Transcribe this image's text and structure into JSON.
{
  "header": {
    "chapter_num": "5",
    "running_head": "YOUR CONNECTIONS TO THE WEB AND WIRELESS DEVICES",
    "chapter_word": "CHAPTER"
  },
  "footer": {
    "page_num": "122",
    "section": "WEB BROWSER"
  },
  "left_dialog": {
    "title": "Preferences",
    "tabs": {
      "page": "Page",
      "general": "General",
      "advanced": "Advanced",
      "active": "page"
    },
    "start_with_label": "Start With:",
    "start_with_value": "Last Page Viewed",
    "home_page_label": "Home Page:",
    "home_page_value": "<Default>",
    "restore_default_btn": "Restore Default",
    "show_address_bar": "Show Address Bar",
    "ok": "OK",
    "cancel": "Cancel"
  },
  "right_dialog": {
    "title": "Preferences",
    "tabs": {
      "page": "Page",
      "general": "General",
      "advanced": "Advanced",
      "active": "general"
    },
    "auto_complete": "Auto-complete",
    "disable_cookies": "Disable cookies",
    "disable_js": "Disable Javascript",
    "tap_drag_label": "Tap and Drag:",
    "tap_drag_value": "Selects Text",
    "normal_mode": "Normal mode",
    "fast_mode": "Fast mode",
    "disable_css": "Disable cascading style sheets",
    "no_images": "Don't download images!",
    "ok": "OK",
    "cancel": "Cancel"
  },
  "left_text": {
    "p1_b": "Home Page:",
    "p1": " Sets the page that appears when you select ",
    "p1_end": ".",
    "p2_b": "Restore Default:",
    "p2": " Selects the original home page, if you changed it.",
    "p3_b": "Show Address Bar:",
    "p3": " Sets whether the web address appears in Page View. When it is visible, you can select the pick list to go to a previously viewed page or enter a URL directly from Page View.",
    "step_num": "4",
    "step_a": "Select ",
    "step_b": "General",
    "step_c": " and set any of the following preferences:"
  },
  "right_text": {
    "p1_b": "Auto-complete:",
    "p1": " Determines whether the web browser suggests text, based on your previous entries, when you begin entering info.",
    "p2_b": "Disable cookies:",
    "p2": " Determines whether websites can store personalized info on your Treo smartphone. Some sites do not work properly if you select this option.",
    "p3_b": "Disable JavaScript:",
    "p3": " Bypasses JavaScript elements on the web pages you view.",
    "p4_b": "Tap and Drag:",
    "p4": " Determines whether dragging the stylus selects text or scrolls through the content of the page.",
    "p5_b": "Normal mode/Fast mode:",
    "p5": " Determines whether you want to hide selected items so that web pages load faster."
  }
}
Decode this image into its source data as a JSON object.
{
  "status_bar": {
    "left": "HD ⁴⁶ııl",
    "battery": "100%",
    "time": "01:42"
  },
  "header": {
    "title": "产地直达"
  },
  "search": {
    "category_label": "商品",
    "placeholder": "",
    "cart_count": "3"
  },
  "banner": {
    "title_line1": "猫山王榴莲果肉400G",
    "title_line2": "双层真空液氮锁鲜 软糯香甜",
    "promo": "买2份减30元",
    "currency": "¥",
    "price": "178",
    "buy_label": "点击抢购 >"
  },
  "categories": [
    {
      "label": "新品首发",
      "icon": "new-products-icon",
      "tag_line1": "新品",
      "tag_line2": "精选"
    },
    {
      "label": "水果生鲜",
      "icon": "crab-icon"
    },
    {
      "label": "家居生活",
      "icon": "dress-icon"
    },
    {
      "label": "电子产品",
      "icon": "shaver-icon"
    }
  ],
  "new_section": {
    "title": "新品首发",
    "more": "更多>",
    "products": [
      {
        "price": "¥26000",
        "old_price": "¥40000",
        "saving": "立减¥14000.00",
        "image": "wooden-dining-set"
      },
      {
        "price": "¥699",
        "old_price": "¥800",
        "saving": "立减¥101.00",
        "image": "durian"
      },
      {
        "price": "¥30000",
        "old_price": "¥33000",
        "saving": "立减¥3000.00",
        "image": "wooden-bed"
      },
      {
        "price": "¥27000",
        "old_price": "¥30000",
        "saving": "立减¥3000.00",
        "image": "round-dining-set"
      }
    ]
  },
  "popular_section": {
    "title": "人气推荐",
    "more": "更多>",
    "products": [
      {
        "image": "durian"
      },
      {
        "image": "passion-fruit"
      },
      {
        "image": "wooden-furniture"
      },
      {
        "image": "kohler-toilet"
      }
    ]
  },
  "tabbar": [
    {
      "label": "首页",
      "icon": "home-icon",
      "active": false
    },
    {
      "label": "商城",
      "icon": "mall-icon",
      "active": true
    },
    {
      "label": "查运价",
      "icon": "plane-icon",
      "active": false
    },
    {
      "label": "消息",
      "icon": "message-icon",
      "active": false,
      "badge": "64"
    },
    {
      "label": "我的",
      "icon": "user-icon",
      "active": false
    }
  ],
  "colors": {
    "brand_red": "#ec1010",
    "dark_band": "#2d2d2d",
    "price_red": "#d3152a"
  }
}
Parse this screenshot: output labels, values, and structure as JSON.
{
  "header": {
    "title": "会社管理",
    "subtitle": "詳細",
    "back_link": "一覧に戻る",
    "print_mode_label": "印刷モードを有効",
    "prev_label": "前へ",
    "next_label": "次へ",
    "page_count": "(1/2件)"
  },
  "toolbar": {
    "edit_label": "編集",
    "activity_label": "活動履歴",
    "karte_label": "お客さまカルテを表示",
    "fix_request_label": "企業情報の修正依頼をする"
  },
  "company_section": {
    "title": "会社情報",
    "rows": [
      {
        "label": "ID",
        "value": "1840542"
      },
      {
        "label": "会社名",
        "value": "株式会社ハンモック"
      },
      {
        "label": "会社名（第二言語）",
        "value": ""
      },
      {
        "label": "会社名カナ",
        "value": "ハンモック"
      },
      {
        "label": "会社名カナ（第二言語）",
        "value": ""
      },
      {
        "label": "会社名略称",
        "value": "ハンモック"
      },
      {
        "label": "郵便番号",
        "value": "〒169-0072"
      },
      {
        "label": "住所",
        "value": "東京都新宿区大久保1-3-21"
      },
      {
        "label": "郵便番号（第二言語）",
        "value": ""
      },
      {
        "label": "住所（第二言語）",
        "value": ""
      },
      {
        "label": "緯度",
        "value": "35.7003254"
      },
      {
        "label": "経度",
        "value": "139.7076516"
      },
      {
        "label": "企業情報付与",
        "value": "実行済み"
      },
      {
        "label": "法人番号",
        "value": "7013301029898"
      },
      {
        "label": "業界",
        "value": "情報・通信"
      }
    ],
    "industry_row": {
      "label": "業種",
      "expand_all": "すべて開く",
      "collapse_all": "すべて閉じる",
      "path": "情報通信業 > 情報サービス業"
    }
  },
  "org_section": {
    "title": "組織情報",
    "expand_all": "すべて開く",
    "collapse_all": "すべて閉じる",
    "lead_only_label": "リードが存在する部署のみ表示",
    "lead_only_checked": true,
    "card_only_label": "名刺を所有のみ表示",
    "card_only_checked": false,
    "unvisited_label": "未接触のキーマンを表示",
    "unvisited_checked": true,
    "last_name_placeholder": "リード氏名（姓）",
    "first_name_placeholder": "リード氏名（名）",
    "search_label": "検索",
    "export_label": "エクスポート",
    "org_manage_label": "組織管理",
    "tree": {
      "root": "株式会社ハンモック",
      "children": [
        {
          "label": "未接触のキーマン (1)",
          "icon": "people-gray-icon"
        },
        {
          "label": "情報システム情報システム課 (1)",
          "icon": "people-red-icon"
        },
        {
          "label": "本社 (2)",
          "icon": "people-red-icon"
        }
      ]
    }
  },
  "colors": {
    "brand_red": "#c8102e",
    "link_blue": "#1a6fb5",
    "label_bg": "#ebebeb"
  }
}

- - - - - - -

**INSTRUCTION**: Provide only the number of lines in the entries that hold the word "complete".

**CORRECT RESULT**: 2